Chart and figure data

= = =

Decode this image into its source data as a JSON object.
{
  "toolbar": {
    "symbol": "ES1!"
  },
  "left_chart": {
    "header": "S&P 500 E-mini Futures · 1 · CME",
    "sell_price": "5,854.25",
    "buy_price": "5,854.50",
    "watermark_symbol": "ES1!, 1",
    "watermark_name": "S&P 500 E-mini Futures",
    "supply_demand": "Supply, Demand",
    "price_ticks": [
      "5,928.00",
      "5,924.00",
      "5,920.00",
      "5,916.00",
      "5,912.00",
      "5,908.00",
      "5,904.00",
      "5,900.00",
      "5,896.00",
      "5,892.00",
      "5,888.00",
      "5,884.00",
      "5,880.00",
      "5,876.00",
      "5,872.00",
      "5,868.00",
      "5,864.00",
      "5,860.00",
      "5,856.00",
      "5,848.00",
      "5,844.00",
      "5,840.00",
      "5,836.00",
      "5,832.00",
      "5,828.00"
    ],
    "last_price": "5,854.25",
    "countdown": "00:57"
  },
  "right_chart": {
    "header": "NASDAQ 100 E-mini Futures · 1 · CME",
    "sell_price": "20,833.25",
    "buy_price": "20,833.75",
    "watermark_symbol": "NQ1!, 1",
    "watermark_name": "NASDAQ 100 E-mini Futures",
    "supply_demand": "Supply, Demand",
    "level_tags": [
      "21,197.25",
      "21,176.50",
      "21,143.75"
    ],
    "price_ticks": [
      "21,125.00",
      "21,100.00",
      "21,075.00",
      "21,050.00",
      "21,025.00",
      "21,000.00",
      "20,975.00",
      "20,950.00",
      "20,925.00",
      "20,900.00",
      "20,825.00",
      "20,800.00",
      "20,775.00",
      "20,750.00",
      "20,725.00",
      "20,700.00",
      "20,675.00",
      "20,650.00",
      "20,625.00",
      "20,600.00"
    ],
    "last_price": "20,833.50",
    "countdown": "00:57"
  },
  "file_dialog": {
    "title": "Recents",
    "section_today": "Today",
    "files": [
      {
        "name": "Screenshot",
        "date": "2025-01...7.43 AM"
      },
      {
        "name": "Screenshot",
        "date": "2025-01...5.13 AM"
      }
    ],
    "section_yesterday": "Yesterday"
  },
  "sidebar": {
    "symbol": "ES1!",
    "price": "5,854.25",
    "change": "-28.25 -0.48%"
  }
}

= = =

= What you will do =
Reproduce the entries above in full by retyping them exactly.

= Solution =
Decode this image into its source data as a JSON object.
{
  "toolbar": {
    "symbol": "ES1!"
  },
  "left_chart": {
    "header": "S&P 500 E-mini Futures · 1 · CME",
    "sell_price": "5,854.25",
    "buy_price": "5,854.50",
    "watermark_symbol": "ES1!, 1",
    "watermark_name": "S&P 500 E-mini Futures",
    "supply_demand": "Supply, Demand",
    "price_ticks": [
      "5,928.00",
      "5,924.00",
      "5,920.00",
      "5,916.00",
      "5,912.00",
      "5,908.00",
      "5,904.00",
      "5,900.00",
      "5,896.00",
      "5,892.00",
      "5,888.00",
      "5,884.00",
      "5,880.00",
      "5,876.00",
      "5,872.00",
      "5,868.00",
      "5,864.00",
      "5,860.00",
      "5,856.00",
      "5,848.00",
      "5,844.00",
      "5,840.00",
      "5,836.00",
      "5,832.00",
      "5,828.00"
    ],
    "last_price": "5,854.25",
    "countdown": "00:57"
  },
  "right_chart": {
    "header": "NASDAQ 100 E-mini Futures · 1 · CME",
    "sell_price": "20,833.25",
    "buy_price": "20,833.75",
    "watermark_symbol": "NQ1!, 1",
    "watermark_name": "NASDAQ 100 E-mini Futures",
    "supply_demand": "Supply, Demand",
    "level_tags": [
      "21,197.25",
      "21,176.50",
      "21,143.75"
    ],
    "price_ticks": [
      "21,125.00",
      "21,100.00",
      "21,075.00",
      "21,050.00",
      "21,025.00",
      "21,000.00",
      "20,975.00",
      "20,950.00",
      "20,925.00",
      "20,900.00",
      "20,825.00",
      "20,800.00",
      "20,775.00",
      "20,750.00",
      "20,725.00",
      "20,700.00",
      "20,675.00",
      "20,650.00",
      "20,625.00",
      "20,600.00"
    ],
    "last_price": "20,833.50",
    "countdown": "00:57"
  },
  "file_dialog": {
    "title": "Recents",
    "section_today": "Today",
    "files": [
      {
        "name": "Screenshot",
        "date": "2025-01...7.43 AM"
      },
      {
        "name": "Screenshot",
        "date": "2025-01...5.13 AM"
      }
    ],
    "section_yesterday": "Yesterday"
  },
  "sidebar": {
    "symbol": "ES1!",
    "price": "5,854.25",
    "change": "-28.25 -0.48%"
  }
}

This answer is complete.